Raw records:

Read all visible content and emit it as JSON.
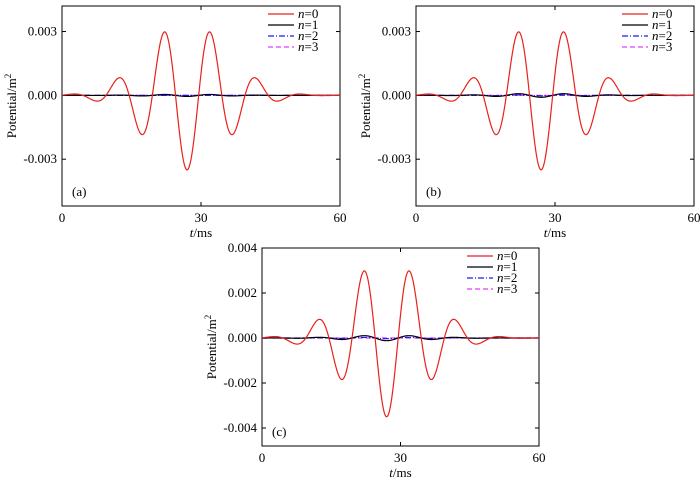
{
  "chart_data": [
    {
      "type": "line",
      "panel_label": "(a)",
      "xlabel_var": "t",
      "xlabel_unit": "/ms",
      "ylabel": "Potential/m",
      "ylabel_sup": "2",
      "xlim": [
        0,
        60
      ],
      "ylim": [
        -0.0052,
        0.0042
      ],
      "xticks": [
        0,
        30,
        60
      ],
      "yticks": [
        -0.003,
        0.0,
        0.003
      ],
      "ytick_labels": [
        "-0.003",
        "0.000",
        "0.003"
      ],
      "legend": {
        "position": "top-right",
        "var": "n"
      },
      "series": [
        {
          "name": "=0",
          "color": "#e8211c",
          "dash": "solid",
          "amp": 0.0035,
          "center": 27.0,
          "sigma": 8.7,
          "freq": 0.1
        },
        {
          "name": "=1",
          "color": "#000000",
          "dash": "solid",
          "amp": 5e-05,
          "center": 27.0,
          "sigma": 9.0,
          "freq": 0.1
        },
        {
          "name": "=2",
          "color": "#1a1aff",
          "dash": "dashdot",
          "amp": 0.0,
          "center": 27.0,
          "sigma": 9.0,
          "freq": 0.1
        },
        {
          "name": "=3",
          "color": "#e83cff",
          "dash": "dash",
          "amp": 0.0,
          "center": 27.0,
          "sigma": 9.0,
          "freq": 0.1
        }
      ]
    },
    {
      "type": "line",
      "panel_label": "(b)",
      "xlabel_var": "t",
      "xlabel_unit": "/ms",
      "ylabel": "Potential/m",
      "ylabel_sup": "2",
      "xlim": [
        0,
        60
      ],
      "ylim": [
        -0.0052,
        0.0042
      ],
      "xticks": [
        0,
        30,
        60
      ],
      "yticks": [
        -0.003,
        0.0,
        0.003
      ],
      "ytick_labels": [
        "-0.003",
        "0.000",
        "0.003"
      ],
      "legend": {
        "position": "top-right",
        "var": "n"
      },
      "series": [
        {
          "name": "=0",
          "color": "#e8211c",
          "dash": "solid",
          "amp": 0.0035,
          "center": 27.0,
          "sigma": 8.7,
          "freq": 0.1
        },
        {
          "name": "=1",
          "color": "#000000",
          "dash": "solid",
          "amp": 9e-05,
          "center": 27.0,
          "sigma": 9.0,
          "freq": 0.1
        },
        {
          "name": "=2",
          "color": "#1a1aff",
          "dash": "dashdot",
          "amp": 2e-05,
          "center": 27.0,
          "sigma": 9.0,
          "freq": 0.1
        },
        {
          "name": "=3",
          "color": "#e83cff",
          "dash": "dash",
          "amp": 0.0,
          "center": 27.0,
          "sigma": 9.0,
          "freq": 0.1
        }
      ]
    },
    {
      "type": "line",
      "panel_label": "(c)",
      "xlabel_var": "t",
      "xlabel_unit": "/ms",
      "ylabel": "Potential/m",
      "ylabel_sup": "2",
      "xlim": [
        0,
        60
      ],
      "ylim": [
        -0.0048,
        0.004
      ],
      "xticks": [
        0,
        30,
        60
      ],
      "yticks": [
        -0.004,
        -0.002,
        0.0,
        0.002,
        0.004
      ],
      "ytick_labels": [
        "-0.004",
        "-0.002",
        "0.000",
        "0.002",
        "0.004"
      ],
      "legend": {
        "position": "top-right",
        "var": "n"
      },
      "series": [
        {
          "name": "=0",
          "color": "#e8211c",
          "dash": "solid",
          "amp": 0.0035,
          "center": 27.0,
          "sigma": 8.7,
          "freq": 0.1
        },
        {
          "name": "=1",
          "color": "#000000",
          "dash": "solid",
          "amp": 0.00012,
          "center": 27.0,
          "sigma": 9.0,
          "freq": 0.1
        },
        {
          "name": "=2",
          "color": "#1a1aff",
          "dash": "dashdot",
          "amp": 3e-05,
          "center": 27.0,
          "sigma": 9.0,
          "freq": 0.1
        },
        {
          "name": "=3",
          "color": "#e83cff",
          "dash": "dash",
          "amp": 0.0,
          "center": 27.0,
          "sigma": 9.0,
          "freq": 0.1
        }
      ]
    }
  ]
}
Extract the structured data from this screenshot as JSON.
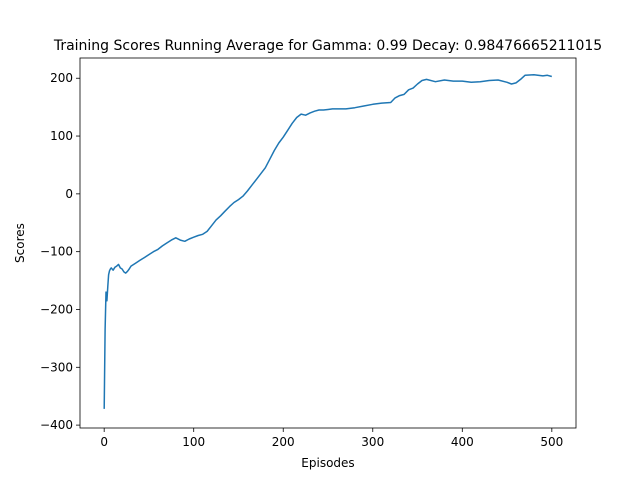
{
  "chart_data": {
    "type": "line",
    "title": "Training Scores Running Average for Gamma: 0.99 Decay: 0.98476665211015",
    "xlabel": "Episodes",
    "ylabel": "Scores",
    "xlim": [
      -27,
      527
    ],
    "ylim": [
      -405,
      235
    ],
    "xticks": [
      0,
      100,
      200,
      300,
      400,
      500
    ],
    "yticks": [
      -400,
      -300,
      -200,
      -100,
      0,
      100,
      200
    ],
    "xtick_labels": [
      "0",
      "100",
      "200",
      "300",
      "400",
      "500"
    ],
    "ytick_labels": [
      "−400",
      "−300",
      "−200",
      "−100",
      "0",
      "100",
      "200"
    ],
    "grid": false,
    "series": [
      {
        "color": "#1f77b4",
        "x": [
          0,
          1,
          2,
          3,
          4,
          5,
          6,
          7,
          8,
          10,
          12,
          14,
          16,
          18,
          20,
          22,
          24,
          26,
          28,
          30,
          35,
          40,
          45,
          50,
          55,
          60,
          65,
          70,
          75,
          80,
          85,
          90,
          95,
          100,
          105,
          110,
          115,
          120,
          125,
          130,
          135,
          140,
          145,
          150,
          155,
          160,
          165,
          170,
          175,
          180,
          185,
          190,
          195,
          200,
          205,
          210,
          215,
          220,
          225,
          230,
          235,
          240,
          245,
          250,
          255,
          260,
          270,
          280,
          290,
          300,
          310,
          320,
          325,
          330,
          335,
          340,
          345,
          350,
          355,
          360,
          370,
          380,
          390,
          400,
          410,
          420,
          430,
          440,
          450,
          455,
          460,
          465,
          470,
          480,
          490,
          495,
          500
        ],
        "y": [
          -372,
          -235,
          -170,
          -185,
          -160,
          -140,
          -133,
          -130,
          -128,
          -132,
          -127,
          -125,
          -122,
          -128,
          -130,
          -135,
          -137,
          -134,
          -130,
          -125,
          -120,
          -115,
          -110,
          -105,
          -100,
          -96,
          -90,
          -85,
          -80,
          -76,
          -80,
          -82,
          -78,
          -75,
          -72,
          -70,
          -65,
          -55,
          -45,
          -38,
          -30,
          -22,
          -15,
          -10,
          -4,
          5,
          15,
          25,
          35,
          45,
          60,
          75,
          88,
          98,
          110,
          122,
          132,
          138,
          136,
          140,
          143,
          145,
          145,
          146,
          147,
          147,
          147,
          149,
          152,
          155,
          157,
          158,
          166,
          170,
          172,
          180,
          183,
          190,
          196,
          198,
          194,
          197,
          195,
          195,
          193,
          194,
          196,
          197,
          193,
          190,
          192,
          198,
          205,
          206,
          204,
          205,
          203
        ]
      }
    ]
  }
}
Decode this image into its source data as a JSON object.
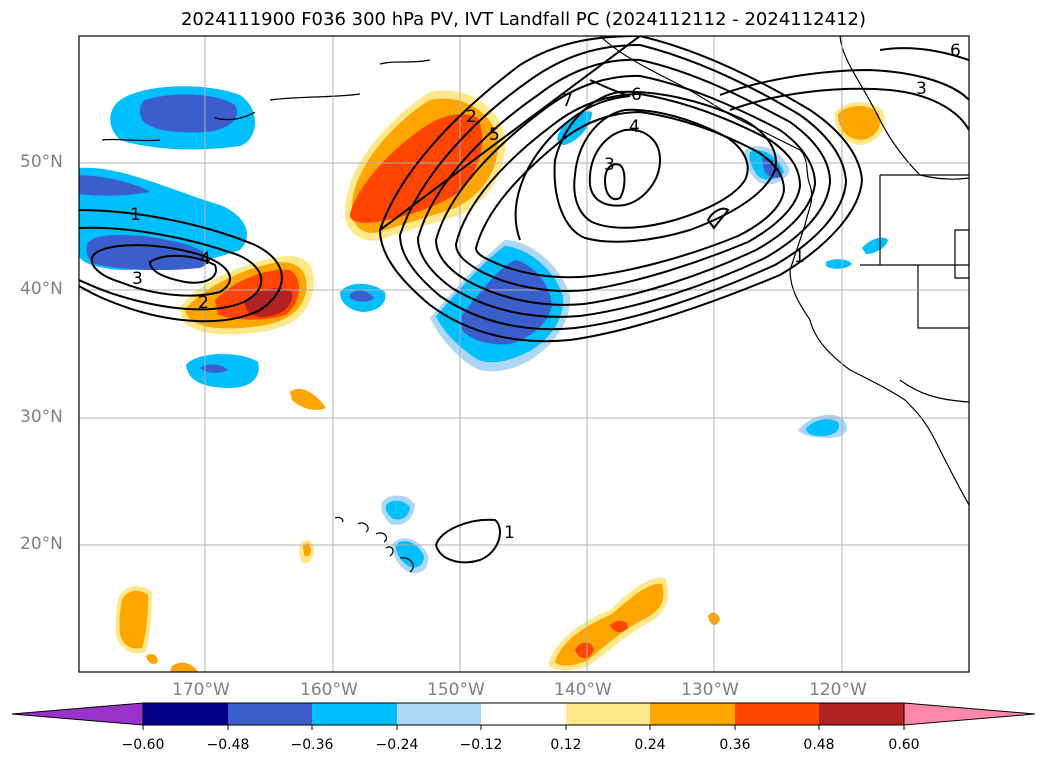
{
  "title": "2024111900 F036 300 hPa PV, IVT Landfall PC (2024112112 - 2024112412)",
  "map": {
    "lat_labels": [
      "50°N",
      "40°N",
      "30°N",
      "20°N"
    ],
    "lon_labels": [
      "170°W",
      "160°W",
      "150°W",
      "140°W",
      "130°W",
      "120°W"
    ],
    "contour_labels": [
      "1",
      "3",
      "2",
      "2",
      "5",
      "7",
      "6",
      "4",
      "3",
      "6",
      "3",
      "1",
      "1",
      "4"
    ]
  },
  "colorbar": {
    "ticks": [
      "−0.60",
      "−0.48",
      "−0.36",
      "−0.24",
      "−0.12",
      "0.12",
      "0.24",
      "0.36",
      "0.48",
      "0.60"
    ],
    "colors": [
      "#9933cc",
      "#00008b",
      "#3a5fcd",
      "#00bfff",
      "#add8f5",
      "#ffffff",
      "#ffe88a",
      "#ffa500",
      "#ff4500",
      "#b22222",
      "#ff88aa"
    ]
  }
}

Stated exercise ::
Skip the images and write out the rest of the listing exactly.

Output ::
Read all visible content and emit it as JSON.
{
  "chart_data": [
    {
      "type": "line",
      "panel_label": "(a)",
      "xlabel_var": "t",
      "xlabel_unit": "/ms",
      "ylabel": "Potential/m",
      "ylabel_sup": "2",
      "xlim": [
        0,
        60
      ],
      "ylim": [
        -0.0052,
        0.0042
      ],
      "xticks": [
        0,
        30,
        60
      ],
      "yticks": [
        -0.003,
        0.0,
        0.003
      ],
      "ytick_labels": [
        "-0.003",
        "0.000",
        "0.003"
      ],
      "legend": {
        "position": "top-right",
        "var": "n"
      },
      "series": [
        {
          "name": "=0",
          "color": "#e8211c",
          "dash": "solid",
          "amp": 0.0035,
          "center": 27.0,
          "sigma": 8.7,
          "freq": 0.1
        },
        {
          "name": "=1",
          "color": "#000000",
          "dash": "solid",
          "amp": 5e-05,
          "center": 27.0,
          "sigma": 9.0,
          "freq": 0.1
        },
        {
          "name": "=2",
          "color": "#1a1aff",
          "dash": "dashdot",
          "amp": 0.0,
          "center": 27.0,
          "sigma": 9.0,
          "freq": 0.1
        },
        {
          "name": "=3",
          "color": "#e83cff",
          "dash": "dash",
          "amp": 0.0,
          "center": 27.0,
          "sigma": 9.0,
          "freq": 0.1
        }
      ]
    },
    {
      "type": "line",
      "panel_label": "(b)",
      "xlabel_var": "t",
      "xlabel_unit": "/ms",
      "ylabel": "Potential/m",
      "ylabel_sup": "2",
      "xlim": [
        0,
        60
      ],
      "ylim": [
        -0.0052,
        0.0042
      ],
      "xticks": [
        0,
        30,
        60
      ],
      "yticks": [
        -0.003,
        0.0,
        0.003
      ],
      "ytick_labels": [
        "-0.003",
        "0.000",
        "0.003"
      ],
      "legend": {
        "position": "top-right",
        "var": "n"
      },
      "series": [
        {
          "name": "=0",
          "color": "#e8211c",
          "dash": "solid",
          "amp": 0.0035,
          "center": 27.0,
          "sigma": 8.7,
          "freq": 0.1
        },
        {
          "name": "=1",
          "color": "#000000",
          "dash": "solid",
          "amp": 9e-05,
          "center": 27.0,
          "sigma": 9.0,
          "freq": 0.1
        },
        {
          "name": "=2",
          "color": "#1a1aff",
          "dash": "dashdot",
          "amp": 2e-05,
          "center": 27.0,
          "sigma": 9.0,
          "freq": 0.1
        },
        {
          "name": "=3",
          "color": "#e83cff",
          "dash": "dash",
          "amp": 0.0,
          "center": 27.0,
          "sigma": 9.0,
          "freq": 0.1
        }
      ]
    },
    {
      "type": "line",
      "panel_label": "(c)",
      "xlabel_var": "t",
      "xlabel_unit": "/ms",
      "ylabel": "Potential/m",
      "ylabel_sup": "2",
      "xlim": [
        0,
        60
      ],
      "ylim": [
        -0.0048,
        0.004
      ],
      "xticks": [
        0,
        30,
        60
      ],
      "yticks": [
        -0.004,
        -0.002,
        0.0,
        0.002,
        0.004
      ],
      "ytick_labels": [
        "-0.004",
        "-0.002",
        "0.000",
        "0.002",
        "0.004"
      ],
      "legend": {
        "position": "top-right",
        "var": "n"
      },
      "series": [
        {
          "name": "=0",
          "color": "#e8211c",
          "dash": "solid",
          "amp": 0.0035,
          "center": 27.0,
          "sigma": 8.7,
          "freq": 0.1
        },
        {
          "name": "=1",
          "color": "#000000",
          "dash": "solid",
          "amp": 0.00012,
          "center": 27.0,
          "sigma": 9.0,
          "freq": 0.1
        },
        {
          "name": "=2",
          "color": "#1a1aff",
          "dash": "dashdot",
          "amp": 3e-05,
          "center": 27.0,
          "sigma": 9.0,
          "freq": 0.1
        },
        {
          "name": "=3",
          "color": "#e83cff",
          "dash": "dash",
          "amp": 0.0,
          "center": 27.0,
          "sigma": 9.0,
          "freq": 0.1
        }
      ]
    }
  ]
}
Extract the structured data from this screenshot as JSON.
{
  "chart_data": {
    "type": "line",
    "title": "Training Scores Running Average for Gamma: 0.99 Decay: 0.98476665211015",
    "xlabel": "Episodes",
    "ylabel": "Scores",
    "xlim": [
      -27,
      527
    ],
    "ylim": [
      -405,
      235
    ],
    "xticks": [
      0,
      100,
      200,
      300,
      400,
      500
    ],
    "yticks": [
      -400,
      -300,
      -200,
      -100,
      0,
      100,
      200
    ],
    "xtick_labels": [
      "0",
      "100",
      "200",
      "300",
      "400",
      "500"
    ],
    "ytick_labels": [
      "−400",
      "−300",
      "−200",
      "−100",
      "0",
      "100",
      "200"
    ],
    "grid": false,
    "series": [
      {
        "color": "#1f77b4",
        "x": [
          0,
          1,
          2,
          3,
          4,
          5,
          6,
          7,
          8,
          10,
          12,
          14,
          16,
          18,
          20,
          22,
          24,
          26,
          28,
          30,
          35,
          40,
          45,
          50,
          55,
          60,
          65,
          70,
          75,
          80,
          85,
          90,
          95,
          100,
          105,
          110,
          115,
          120,
          125,
          130,
          135,
          140,
          145,
          150,
          155,
          160,
          165,
          170,
          175,
          180,
          185,
          190,
          195,
          200,
          205,
          210,
          215,
          220,
          225,
          230,
          235,
          240,
          245,
          250,
          255,
          260,
          270,
          280,
          290,
          300,
          310,
          320,
          325,
          330,
          335,
          340,
          345,
          350,
          355,
          360,
          370,
          380,
          390,
          400,
          410,
          420,
          430,
          440,
          450,
          455,
          460,
          465,
          470,
          480,
          490,
          495,
          500
        ],
        "y": [
          -372,
          -235,
          -170,
          -185,
          -160,
          -140,
          -133,
          -130,
          -128,
          -132,
          -127,
          -125,
          -122,
          -128,
          -130,
          -135,
          -137,
          -134,
          -130,
          -125,
          -120,
          -115,
          -110,
          -105,
          -100,
          -96,
          -90,
          -85,
          -80,
          -76,
          -80,
          -82,
          -78,
          -75,
          -72,
          -70,
          -65,
          -55,
          -45,
          -38,
          -30,
          -22,
          -15,
          -10,
          -4,
          5,
          15,
          25,
          35,
          45,
          60,
          75,
          88,
          98,
          110,
          122,
          132,
          138,
          136,
          140,
          143,
          145,
          145,
          146,
          147,
          147,
          147,
          149,
          152,
          155,
          157,
          158,
          166,
          170,
          172,
          180,
          183,
          190,
          196,
          198,
          194,
          197,
          195,
          195,
          193,
          194,
          196,
          197,
          193,
          190,
          192,
          198,
          205,
          206,
          204,
          205,
          203
        ]
      }
    ]
  }
}
Decode this image into its source data as a JSON object.
{
  "title": "2024111900 F036 300 hPa PV, IVT Landfall PC (2024112112 - 2024112412)",
  "map": {
    "lat_labels": [
      "50°N",
      "40°N",
      "30°N",
      "20°N"
    ],
    "lon_labels": [
      "170°W",
      "160°W",
      "150°W",
      "140°W",
      "130°W",
      "120°W"
    ],
    "contour_labels": [
      "1",
      "3",
      "2",
      "2",
      "5",
      "7",
      "6",
      "4",
      "3",
      "6",
      "3",
      "1",
      "1",
      "4"
    ]
  },
  "colorbar": {
    "ticks": [
      "−0.60",
      "−0.48",
      "−0.36",
      "−0.24",
      "−0.12",
      "0.12",
      "0.24",
      "0.36",
      "0.48",
      "0.60"
    ],
    "colors": [
      "#9933cc",
      "#00008b",
      "#3a5fcd",
      "#00bfff",
      "#add8f5",
      "#ffffff",
      "#ffe88a",
      "#ffa500",
      "#ff4500",
      "#b22222",
      "#ff88aa"
    ]
  }
}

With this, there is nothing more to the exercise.